EXERCISE GOAL
Count how many lines include "dash" and answer with that number only.

EXTRACTED MATERIAL
■ ■ ■ ■

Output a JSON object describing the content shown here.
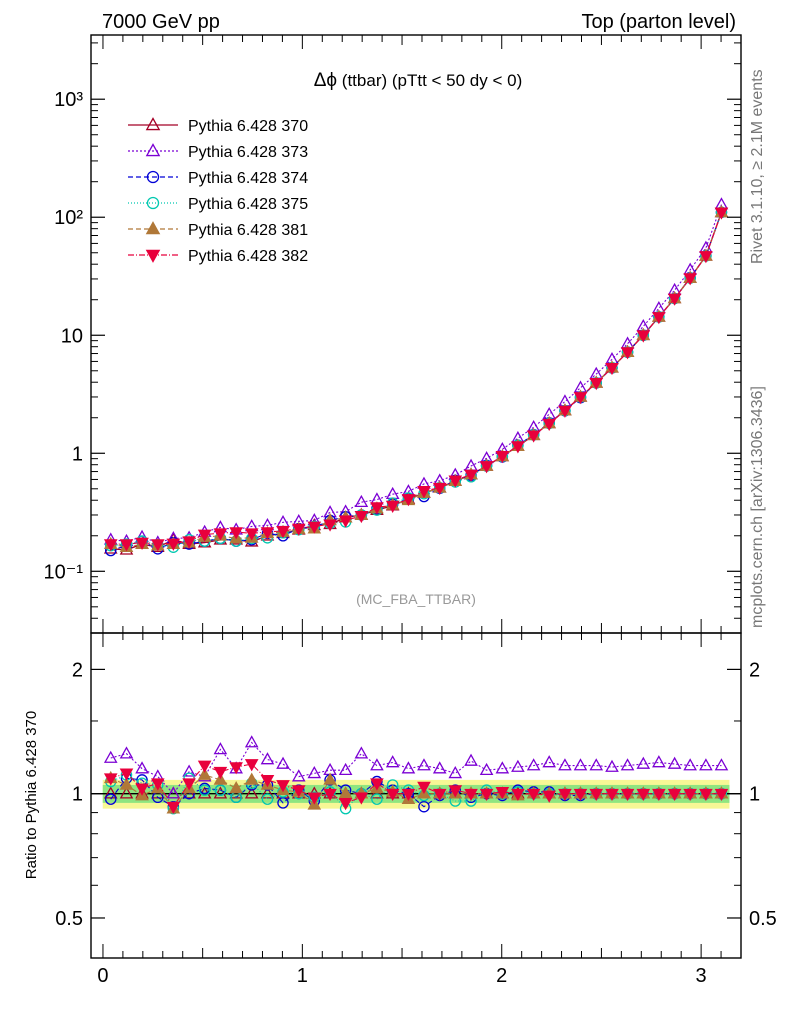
{
  "header": {
    "left": "7000 GeV pp",
    "right": "Top (parton level)"
  },
  "side_labels": {
    "rivet": "Rivet 3.1.10, ≥ 2.1M events",
    "mcplots": "mcplots.cern.ch [arXiv:1306.3436]"
  },
  "watermark": "(MC_FBA_TTBAR)",
  "chart_data": [
    {
      "type": "line",
      "title": "Δϕ (ttbar) (pTtt < 50 dy < 0)",
      "title_symbol": "Δϕ",
      "title_rest": "(ttbar) (pTtt < 50 dy < 0)",
      "yscale": "log",
      "ylim": [
        0.03,
        3500
      ],
      "xlim": [
        -0.06,
        3.2
      ],
      "ytick_labels": [
        "10⁻¹",
        "1",
        "10",
        "10²",
        "10³"
      ],
      "x": [
        0.039,
        0.118,
        0.196,
        0.275,
        0.353,
        0.432,
        0.51,
        0.589,
        0.668,
        0.746,
        0.825,
        0.903,
        0.982,
        1.06,
        1.139,
        1.217,
        1.296,
        1.374,
        1.453,
        1.532,
        1.61,
        1.689,
        1.767,
        1.846,
        1.924,
        2.003,
        2.081,
        2.16,
        2.238,
        2.317,
        2.395,
        2.474,
        2.553,
        2.631,
        2.71,
        2.788,
        2.867,
        2.945,
        3.024,
        3.102
      ],
      "series": [
        {
          "name": "Pythia 6.428 370",
          "color": "#a50026",
          "marker": "triangle-open",
          "dash": "none",
          "values": [
            0.155,
            0.152,
            0.17,
            0.16,
            0.185,
            0.17,
            0.175,
            0.185,
            0.185,
            0.178,
            0.2,
            0.21,
            0.225,
            0.245,
            0.25,
            0.285,
            0.3,
            0.33,
            0.36,
            0.41,
            0.46,
            0.51,
            0.58,
            0.66,
            0.78,
            0.94,
            1.15,
            1.42,
            1.79,
            2.3,
            3.0,
            3.95,
            5.3,
            7.2,
            10.0,
            14.3,
            20.5,
            30.5,
            47.0,
            110.0
          ]
        },
        {
          "name": "Pythia 6.428 373",
          "color": "#7b00d4",
          "marker": "triangle-open",
          "dash": "2,2",
          "values": [
            0.185,
            0.18,
            0.195,
            0.175,
            0.19,
            0.192,
            0.215,
            0.235,
            0.225,
            0.24,
            0.245,
            0.26,
            0.265,
            0.27,
            0.315,
            0.32,
            0.385,
            0.405,
            0.45,
            0.475,
            0.55,
            0.585,
            0.655,
            0.78,
            0.905,
            1.08,
            1.34,
            1.66,
            2.14,
            2.74,
            3.59,
            4.69,
            6.25,
            8.47,
            11.9,
            16.9,
            24.1,
            35.8,
            54.9,
            128.0
          ]
        },
        {
          "name": "Pythia 6.428 374",
          "color": "#0000d6",
          "marker": "circle-open",
          "dash": "5,3",
          "values": [
            0.15,
            0.165,
            0.18,
            0.155,
            0.175,
            0.17,
            0.18,
            0.19,
            0.18,
            0.185,
            0.21,
            0.2,
            0.23,
            0.235,
            0.27,
            0.29,
            0.3,
            0.34,
            0.37,
            0.41,
            0.43,
            0.505,
            0.59,
            0.65,
            0.79,
            0.93,
            1.17,
            1.44,
            1.81,
            2.29,
            2.96,
            3.94,
            5.29,
            7.19,
            10.0,
            14.3,
            20.5,
            30.6,
            47.2,
            110.0
          ]
        },
        {
          "name": "Pythia 6.428 375",
          "color": "#00c8b0",
          "marker": "circle-open",
          "dash": "1,2",
          "values": [
            0.165,
            0.17,
            0.18,
            0.168,
            0.16,
            0.185,
            0.18,
            0.19,
            0.18,
            0.19,
            0.192,
            0.212,
            0.225,
            0.24,
            0.255,
            0.262,
            0.3,
            0.33,
            0.378,
            0.418,
            0.454,
            0.51,
            0.571,
            0.632,
            0.78,
            0.94,
            1.17,
            1.43,
            1.79,
            2.3,
            3.0,
            3.95,
            5.3,
            7.2,
            10.0,
            14.3,
            20.5,
            30.5,
            47.0,
            110.0
          ]
        },
        {
          "name": "Pythia 6.428 381",
          "color": "#b07838",
          "marker": "triangle-filled",
          "dash": "5,3",
          "values": [
            0.17,
            0.16,
            0.17,
            0.165,
            0.17,
            0.175,
            0.195,
            0.2,
            0.19,
            0.192,
            0.21,
            0.215,
            0.228,
            0.23,
            0.27,
            0.285,
            0.3,
            0.34,
            0.365,
            0.4,
            0.46,
            0.51,
            0.58,
            0.66,
            0.78,
            0.94,
            1.15,
            1.42,
            1.79,
            2.3,
            3.0,
            3.95,
            5.3,
            7.2,
            10.0,
            14.3,
            20.5,
            30.5,
            47.0,
            110.0
          ]
        },
        {
          "name": "Pythia 6.428 382",
          "color": "#e8003c",
          "marker": "triangle-down-filled",
          "dash": "6,2,1,2",
          "values": [
            0.17,
            0.17,
            0.175,
            0.17,
            0.172,
            0.18,
            0.205,
            0.21,
            0.215,
            0.21,
            0.215,
            0.22,
            0.23,
            0.24,
            0.25,
            0.27,
            0.295,
            0.35,
            0.36,
            0.41,
            0.48,
            0.51,
            0.59,
            0.66,
            0.78,
            0.95,
            1.15,
            1.42,
            1.78,
            2.3,
            3.0,
            3.95,
            5.3,
            7.2,
            10.0,
            14.3,
            20.5,
            30.5,
            47.0,
            110.0
          ]
        }
      ]
    },
    {
      "type": "line",
      "ylabel": "Ratio to Pythia 6.428 370",
      "yscale": "log",
      "ylim": [
        0.4,
        2.45
      ],
      "xlim": [
        -0.06,
        3.2
      ],
      "ytick_labels": [
        "0.5",
        "1",
        "2"
      ],
      "xtick_labels": [
        "0",
        "1",
        "2",
        "3"
      ],
      "band": {
        "green_halfwidth": 0.05,
        "yellow_halfwidth": 0.08
      },
      "series": [
        {
          "name": "Pythia 6.428 370",
          "values": [
            1,
            1,
            1,
            1,
            1,
            1,
            1,
            1,
            1,
            1,
            1,
            1,
            1,
            1,
            1,
            1,
            1,
            1,
            1,
            1,
            1,
            1,
            1,
            1,
            1,
            1,
            1,
            1,
            1,
            1,
            1,
            1,
            1,
            1,
            1,
            1,
            1,
            1,
            1,
            1
          ]
        },
        {
          "name": "Pythia 6.428 373",
          "values": [
            1.22,
            1.25,
            1.15,
            1.1,
            1.0,
            1.13,
            1.1,
            1.28,
            1.15,
            1.33,
            1.21,
            1.18,
            1.1,
            1.12,
            1.14,
            1.14,
            1.25,
            1.17,
            1.19,
            1.15,
            1.17,
            1.15,
            1.12,
            1.2,
            1.14,
            1.15,
            1.16,
            1.17,
            1.19,
            1.17,
            1.17,
            1.17,
            1.16,
            1.17,
            1.18,
            1.19,
            1.18,
            1.17,
            1.17,
            1.17
          ]
        },
        {
          "name": "Pythia 6.428 374",
          "values": [
            0.97,
            1.09,
            1.08,
            0.98,
            0.93,
            1.0,
            1.03,
            1.02,
            0.98,
            1.05,
            1.05,
            0.95,
            1.02,
            0.96,
            1.08,
            1.02,
            1.0,
            1.07,
            1.02,
            1.0,
            0.93,
            0.99,
            1.02,
            0.98,
            1.0,
            0.99,
            1.02,
            1.01,
            1.01,
            0.99,
            0.99,
            1.0,
            1.0,
            1.0,
            1.0,
            1.0,
            1.0,
            1.0,
            1.0,
            1.0
          ]
        },
        {
          "name": "Pythia 6.428 375",
          "values": [
            1.07,
            1.11,
            1.06,
            1.05,
            0.92,
            1.09,
            1.02,
            1.02,
            0.98,
            1.06,
            0.97,
            1.01,
            1.0,
            0.98,
            1.01,
            0.92,
            1.0,
            0.97,
            1.05,
            1.02,
            0.99,
            1.0,
            0.96,
            0.96,
            1.02,
            1.0,
            1.01,
            1.0,
            1.0,
            1.0,
            1.0,
            1.0,
            1.0,
            1.0,
            1.0,
            1.0,
            1.0,
            1.0,
            1.0,
            1.0
          ]
        },
        {
          "name": "Pythia 6.428 381",
          "values": [
            1.09,
            1.05,
            0.99,
            1.03,
            0.92,
            1.03,
            1.11,
            1.08,
            1.03,
            1.08,
            1.05,
            1.02,
            1.01,
            0.94,
            1.08,
            1.0,
            1.0,
            1.03,
            1.01,
            0.97,
            1.0,
            1.0,
            1.0,
            1.0,
            1.0,
            1.0,
            0.99,
            1.0,
            1.0,
            1.0,
            1.0,
            1.0,
            1.0,
            1.0,
            1.0,
            1.0,
            1.0,
            1.0,
            1.0,
            1.0
          ]
        },
        {
          "name": "Pythia 6.428 382",
          "values": [
            1.09,
            1.12,
            1.03,
            1.06,
            0.93,
            1.06,
            1.17,
            1.13,
            1.16,
            1.18,
            1.08,
            1.05,
            1.02,
            0.98,
            1.0,
            0.95,
            0.98,
            1.06,
            1.0,
            1.0,
            1.04,
            1.0,
            1.02,
            1.0,
            1.0,
            1.01,
            1.0,
            1.0,
            0.99,
            1.0,
            1.0,
            1.0,
            1.0,
            1.0,
            1.0,
            1.0,
            1.0,
            1.0,
            1.0,
            1.0
          ]
        }
      ]
    }
  ]
}
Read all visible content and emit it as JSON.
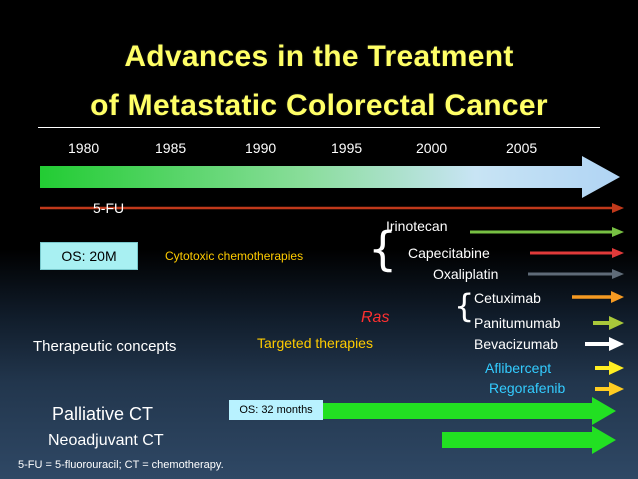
{
  "slide": {
    "title_line1": "Advances in the Treatment",
    "title_line2": "of Metastatic Colorectal Cancer",
    "years": [
      "1980",
      "1985",
      "1990",
      "1995",
      "2000",
      "2005"
    ],
    "fu_label": "5-FU",
    "os_20m": "OS: 20M",
    "cytotoxic_label": "Cytotoxic chemotherapies",
    "drugs": {
      "irinotecan": "Irinotecan",
      "capecitabine": "Capecitabine",
      "oxaliplatin": "Oxaliplatin",
      "cetuximab": "Cetuximab",
      "panitumumab": "Panitumumab",
      "bevacizumab": "Bevacizumab",
      "aflibercept": "Aflibercept",
      "regorafenib": "Regorafenib"
    },
    "ras_label": "Ras",
    "targeted_label": "Targeted therapies",
    "therapeutic_concepts": "Therapeutic concepts",
    "palliative_ct": "Palliative CT",
    "neoadjuvant_ct": "Neoadjuvant CT",
    "os_32": "OS: 32 months",
    "footnote": "5-FU = 5-fluorouracil; CT = chemotherapy."
  },
  "colors": {
    "title": "#ffff66",
    "fu_arrow": "#c0391b",
    "irinotecan": "#77c043",
    "capecitabine": "#e03a3a",
    "oxaliplatin": "#5f6b78",
    "cetuximab": "#f59a22",
    "panitumumab": "#a9c83a",
    "bevacizumab": "#ffffff",
    "aflibercept": "#ffee22",
    "regorafenib": "#ffcc22",
    "ct_arrow": "#22e022",
    "ras": "#ff3030",
    "targeted": "#ffcc00",
    "cytotoxic": "#ffcc00",
    "drug_cyan": "#33ccff"
  }
}
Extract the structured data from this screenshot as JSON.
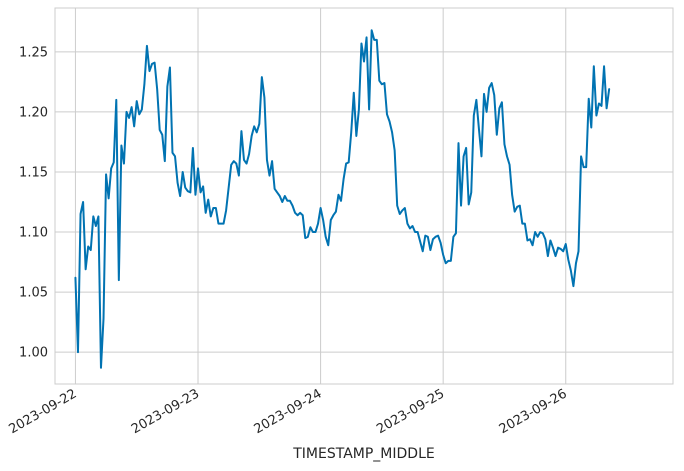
{
  "chart_data": {
    "type": "line",
    "title": "",
    "xlabel": "TIMESTAMP_MIDDLE",
    "ylabel": "",
    "grid": true,
    "xlim": [
      "2023-09-21T20:00:00",
      "2023-09-26T21:00:00"
    ],
    "ylim": [
      0.9735,
      1.2865
    ],
    "x_ticks": [
      "2023-09-22",
      "2023-09-23",
      "2023-09-24",
      "2023-09-25",
      "2023-09-26"
    ],
    "y_ticks": [
      "1.00",
      "1.05",
      "1.10",
      "1.15",
      "1.20",
      "1.25"
    ],
    "series": [
      {
        "color": "#0173b2",
        "x_start": "2023-09-22T00:00:00",
        "x_step_hours": 0.5,
        "values": [
          1.062,
          1.0,
          1.115,
          1.125,
          1.069,
          1.088,
          1.085,
          1.113,
          1.105,
          1.113,
          0.987,
          1.028,
          1.148,
          1.128,
          1.153,
          1.158,
          1.21,
          1.06,
          1.172,
          1.157,
          1.2,
          1.195,
          1.204,
          1.188,
          1.209,
          1.198,
          1.202,
          1.223,
          1.255,
          1.234,
          1.24,
          1.241,
          1.219,
          1.185,
          1.181,
          1.159,
          1.221,
          1.237,
          1.166,
          1.163,
          1.141,
          1.13,
          1.15,
          1.137,
          1.134,
          1.133,
          1.17,
          1.131,
          1.153,
          1.133,
          1.138,
          1.116,
          1.127,
          1.113,
          1.12,
          1.12,
          1.107,
          1.107,
          1.107,
          1.118,
          1.137,
          1.156,
          1.159,
          1.157,
          1.147,
          1.184,
          1.16,
          1.157,
          1.165,
          1.18,
          1.188,
          1.183,
          1.19,
          1.229,
          1.212,
          1.16,
          1.147,
          1.159,
          1.136,
          1.133,
          1.13,
          1.125,
          1.13,
          1.126,
          1.126,
          1.122,
          1.116,
          1.114,
          1.116,
          1.114,
          1.095,
          1.096,
          1.104,
          1.1,
          1.1,
          1.107,
          1.12,
          1.11,
          1.096,
          1.089,
          1.11,
          1.114,
          1.117,
          1.131,
          1.126,
          1.144,
          1.157,
          1.158,
          1.183,
          1.216,
          1.18,
          1.202,
          1.257,
          1.242,
          1.262,
          1.202,
          1.268,
          1.26,
          1.26,
          1.226,
          1.223,
          1.224,
          1.198,
          1.192,
          1.183,
          1.168,
          1.122,
          1.115,
          1.118,
          1.12,
          1.107,
          1.103,
          1.105,
          1.1,
          1.1,
          1.092,
          1.084,
          1.097,
          1.096,
          1.085,
          1.094,
          1.096,
          1.097,
          1.091,
          1.081,
          1.074,
          1.076,
          1.076,
          1.096,
          1.099,
          1.174,
          1.122,
          1.163,
          1.17,
          1.123,
          1.133,
          1.197,
          1.21,
          1.186,
          1.163,
          1.215,
          1.2,
          1.22,
          1.224,
          1.214,
          1.181,
          1.203,
          1.208,
          1.173,
          1.163,
          1.156,
          1.131,
          1.117,
          1.121,
          1.122,
          1.107,
          1.107,
          1.093,
          1.094,
          1.089,
          1.1,
          1.096,
          1.1,
          1.099,
          1.094,
          1.08,
          1.093,
          1.087,
          1.08,
          1.087,
          1.086,
          1.084,
          1.09,
          1.077,
          1.068,
          1.055,
          1.074,
          1.084,
          1.163,
          1.154,
          1.154,
          1.211,
          1.187,
          1.238,
          1.197,
          1.207,
          1.205,
          1.238,
          1.203,
          1.219
        ]
      }
    ]
  }
}
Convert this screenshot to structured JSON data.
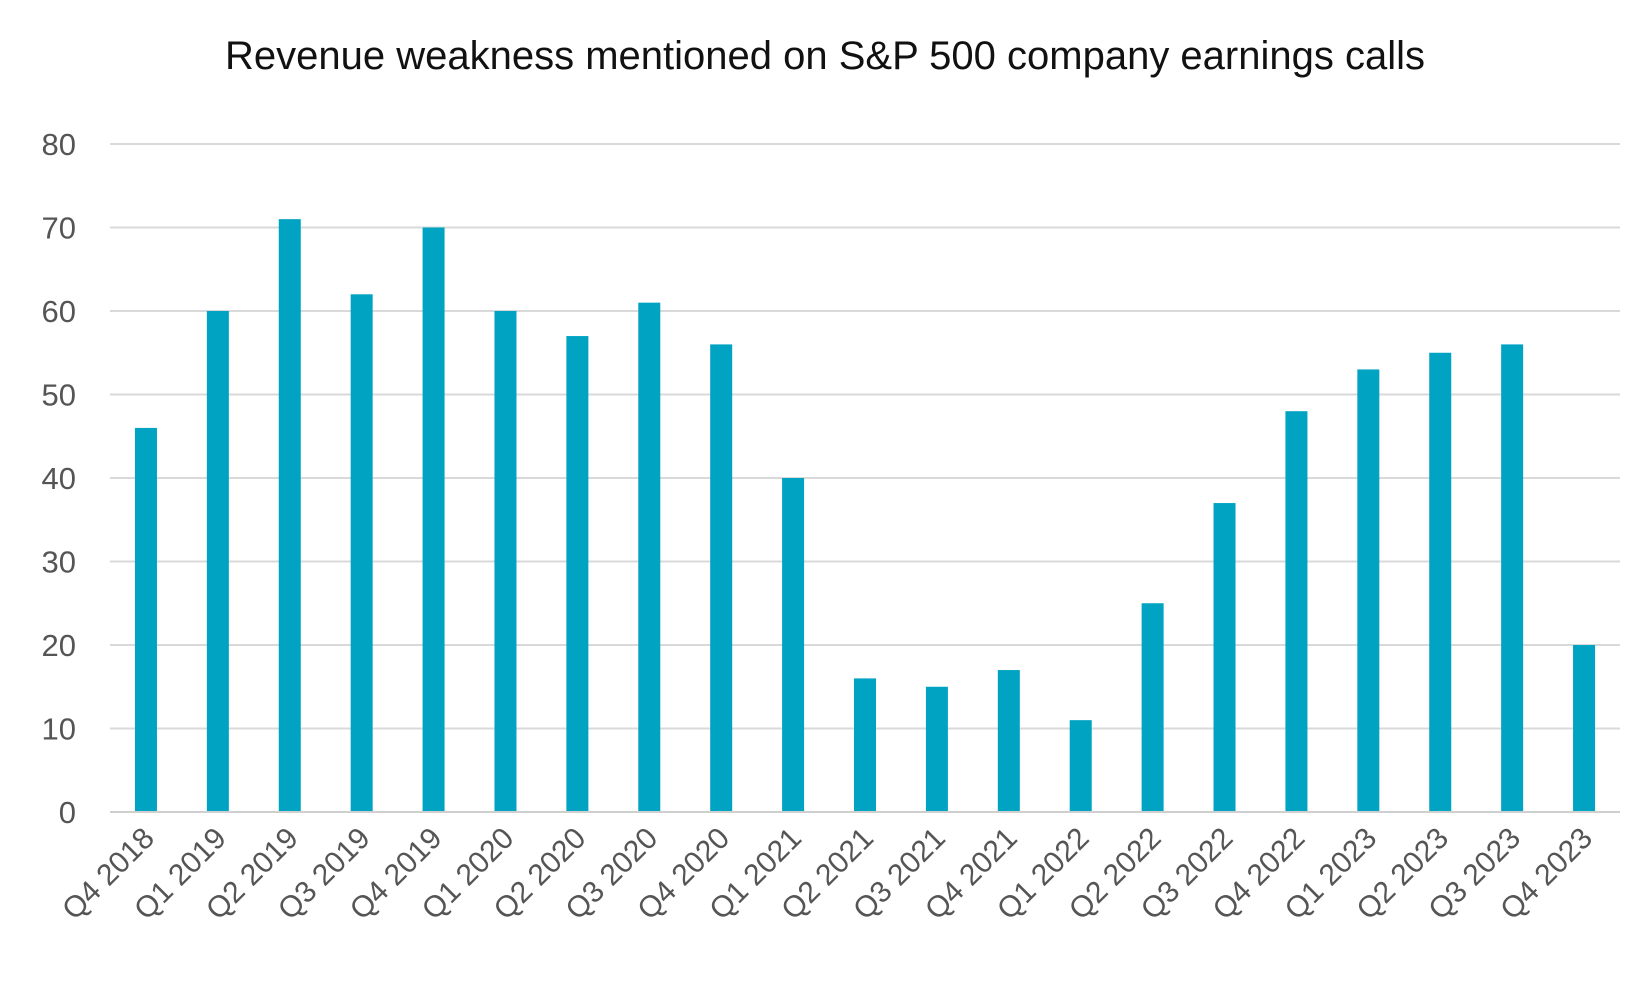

■ ■ ■ ■

WRITTEN REPLY
6